**What you will do**
Reproduce all lines of the listing below in which the word "Residual" occurs.
┌─ Items
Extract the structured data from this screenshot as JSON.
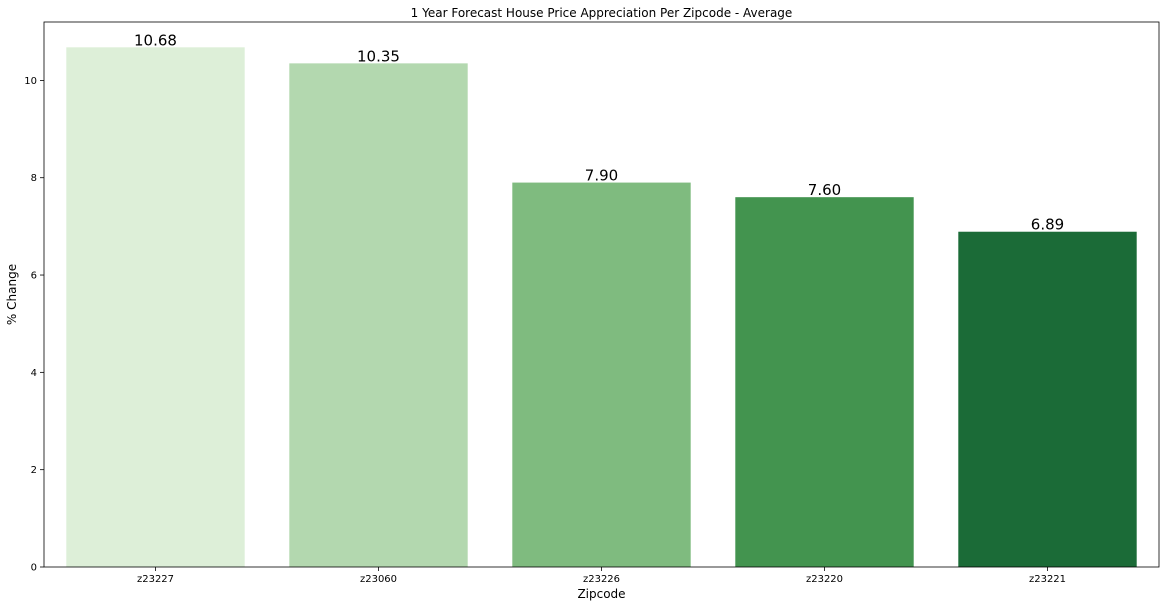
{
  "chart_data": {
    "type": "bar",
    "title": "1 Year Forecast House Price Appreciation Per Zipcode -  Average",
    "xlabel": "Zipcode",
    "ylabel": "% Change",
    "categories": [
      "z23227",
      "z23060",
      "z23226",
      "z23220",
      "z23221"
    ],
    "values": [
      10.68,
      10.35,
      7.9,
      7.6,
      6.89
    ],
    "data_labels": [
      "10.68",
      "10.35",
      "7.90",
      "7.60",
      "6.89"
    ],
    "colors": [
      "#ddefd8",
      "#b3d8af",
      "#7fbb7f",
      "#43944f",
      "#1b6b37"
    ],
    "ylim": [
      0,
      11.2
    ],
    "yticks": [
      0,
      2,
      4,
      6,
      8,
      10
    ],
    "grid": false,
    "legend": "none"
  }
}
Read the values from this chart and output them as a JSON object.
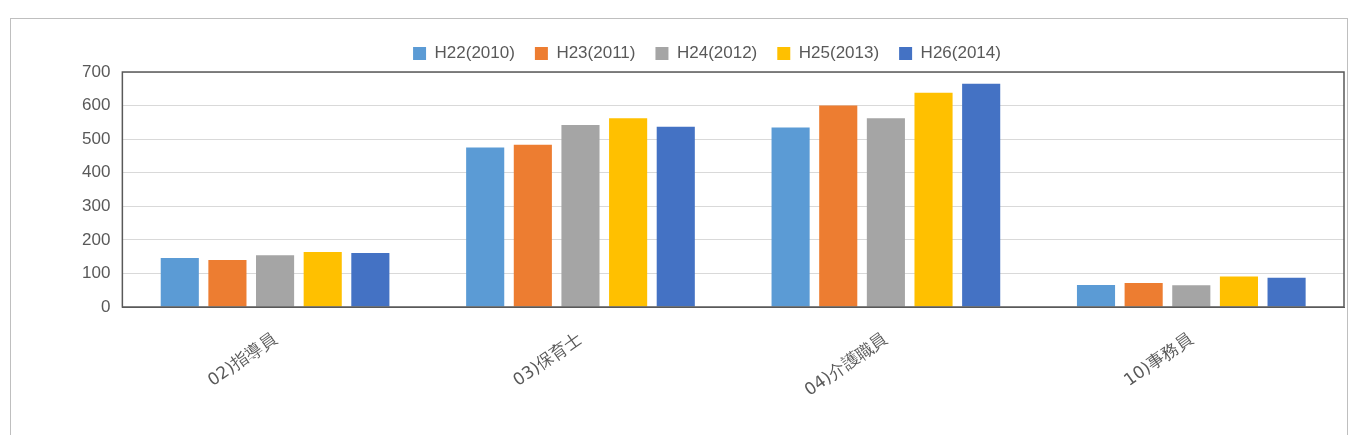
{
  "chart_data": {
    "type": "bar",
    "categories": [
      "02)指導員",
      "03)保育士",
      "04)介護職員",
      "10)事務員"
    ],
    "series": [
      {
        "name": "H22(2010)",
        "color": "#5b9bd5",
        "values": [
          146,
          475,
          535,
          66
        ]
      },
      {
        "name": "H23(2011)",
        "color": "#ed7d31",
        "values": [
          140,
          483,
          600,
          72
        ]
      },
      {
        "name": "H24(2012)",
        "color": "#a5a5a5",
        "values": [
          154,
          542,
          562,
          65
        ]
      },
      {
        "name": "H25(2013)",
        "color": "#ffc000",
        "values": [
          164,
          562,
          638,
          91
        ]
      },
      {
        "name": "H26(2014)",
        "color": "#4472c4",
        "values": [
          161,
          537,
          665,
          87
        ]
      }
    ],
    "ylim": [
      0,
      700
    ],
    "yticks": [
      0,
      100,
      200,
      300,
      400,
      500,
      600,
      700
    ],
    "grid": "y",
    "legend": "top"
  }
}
└─
┌─ Items
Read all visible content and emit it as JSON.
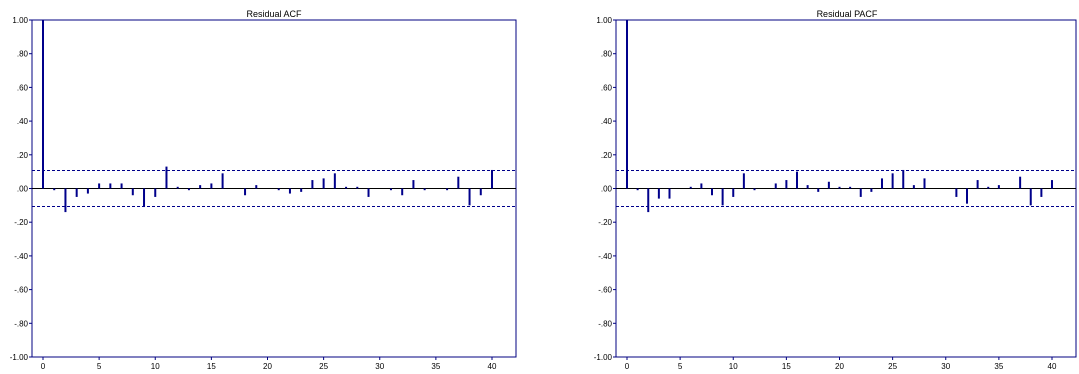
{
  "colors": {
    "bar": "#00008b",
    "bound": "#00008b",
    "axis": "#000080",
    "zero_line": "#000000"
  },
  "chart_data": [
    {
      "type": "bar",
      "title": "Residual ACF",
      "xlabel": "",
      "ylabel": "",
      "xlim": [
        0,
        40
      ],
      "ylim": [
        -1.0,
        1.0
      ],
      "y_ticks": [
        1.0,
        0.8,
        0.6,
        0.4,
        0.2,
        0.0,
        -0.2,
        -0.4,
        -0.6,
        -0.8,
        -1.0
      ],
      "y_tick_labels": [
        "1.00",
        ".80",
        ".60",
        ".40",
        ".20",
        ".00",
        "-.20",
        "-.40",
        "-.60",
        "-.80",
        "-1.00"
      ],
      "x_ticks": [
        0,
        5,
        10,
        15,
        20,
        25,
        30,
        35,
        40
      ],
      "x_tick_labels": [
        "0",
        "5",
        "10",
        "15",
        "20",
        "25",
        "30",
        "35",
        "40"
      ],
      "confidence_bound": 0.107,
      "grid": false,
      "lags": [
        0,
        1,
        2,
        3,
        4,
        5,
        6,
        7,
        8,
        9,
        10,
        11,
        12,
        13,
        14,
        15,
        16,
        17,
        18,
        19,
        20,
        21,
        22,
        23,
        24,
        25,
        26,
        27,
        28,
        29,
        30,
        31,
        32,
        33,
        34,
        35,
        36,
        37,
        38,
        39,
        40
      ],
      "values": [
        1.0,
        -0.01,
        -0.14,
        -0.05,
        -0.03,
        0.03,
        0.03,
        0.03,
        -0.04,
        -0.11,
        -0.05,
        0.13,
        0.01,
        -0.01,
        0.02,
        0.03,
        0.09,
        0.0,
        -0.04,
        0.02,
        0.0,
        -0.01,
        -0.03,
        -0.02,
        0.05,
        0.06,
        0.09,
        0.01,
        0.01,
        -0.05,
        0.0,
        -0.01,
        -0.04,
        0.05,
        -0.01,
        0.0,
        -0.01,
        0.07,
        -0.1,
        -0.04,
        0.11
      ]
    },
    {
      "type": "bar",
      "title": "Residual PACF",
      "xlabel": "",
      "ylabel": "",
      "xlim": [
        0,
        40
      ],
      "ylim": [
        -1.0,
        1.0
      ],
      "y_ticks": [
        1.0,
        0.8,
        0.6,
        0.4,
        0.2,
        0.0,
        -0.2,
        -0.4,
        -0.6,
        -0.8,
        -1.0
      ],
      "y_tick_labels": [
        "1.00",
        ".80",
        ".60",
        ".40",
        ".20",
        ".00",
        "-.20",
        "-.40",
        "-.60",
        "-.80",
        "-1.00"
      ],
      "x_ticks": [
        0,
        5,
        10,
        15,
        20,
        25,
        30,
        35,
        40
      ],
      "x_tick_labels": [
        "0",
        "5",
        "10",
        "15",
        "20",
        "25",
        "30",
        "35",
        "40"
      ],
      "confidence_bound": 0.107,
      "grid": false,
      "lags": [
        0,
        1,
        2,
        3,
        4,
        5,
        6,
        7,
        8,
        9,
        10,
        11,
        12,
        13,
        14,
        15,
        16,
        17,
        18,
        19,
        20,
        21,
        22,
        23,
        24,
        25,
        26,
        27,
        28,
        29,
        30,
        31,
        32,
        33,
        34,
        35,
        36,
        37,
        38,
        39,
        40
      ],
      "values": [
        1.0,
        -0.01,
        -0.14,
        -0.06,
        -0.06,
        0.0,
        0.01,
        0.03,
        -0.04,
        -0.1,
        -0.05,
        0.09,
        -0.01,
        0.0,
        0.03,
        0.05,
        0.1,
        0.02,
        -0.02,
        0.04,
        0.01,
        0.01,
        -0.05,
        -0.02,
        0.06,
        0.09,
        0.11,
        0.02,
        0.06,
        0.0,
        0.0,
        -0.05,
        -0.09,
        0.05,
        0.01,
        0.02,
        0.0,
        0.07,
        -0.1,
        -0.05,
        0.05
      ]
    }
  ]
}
└─
**Answer to the problem**
      "title": "Residual ACF",
      "title": "Residual PACF",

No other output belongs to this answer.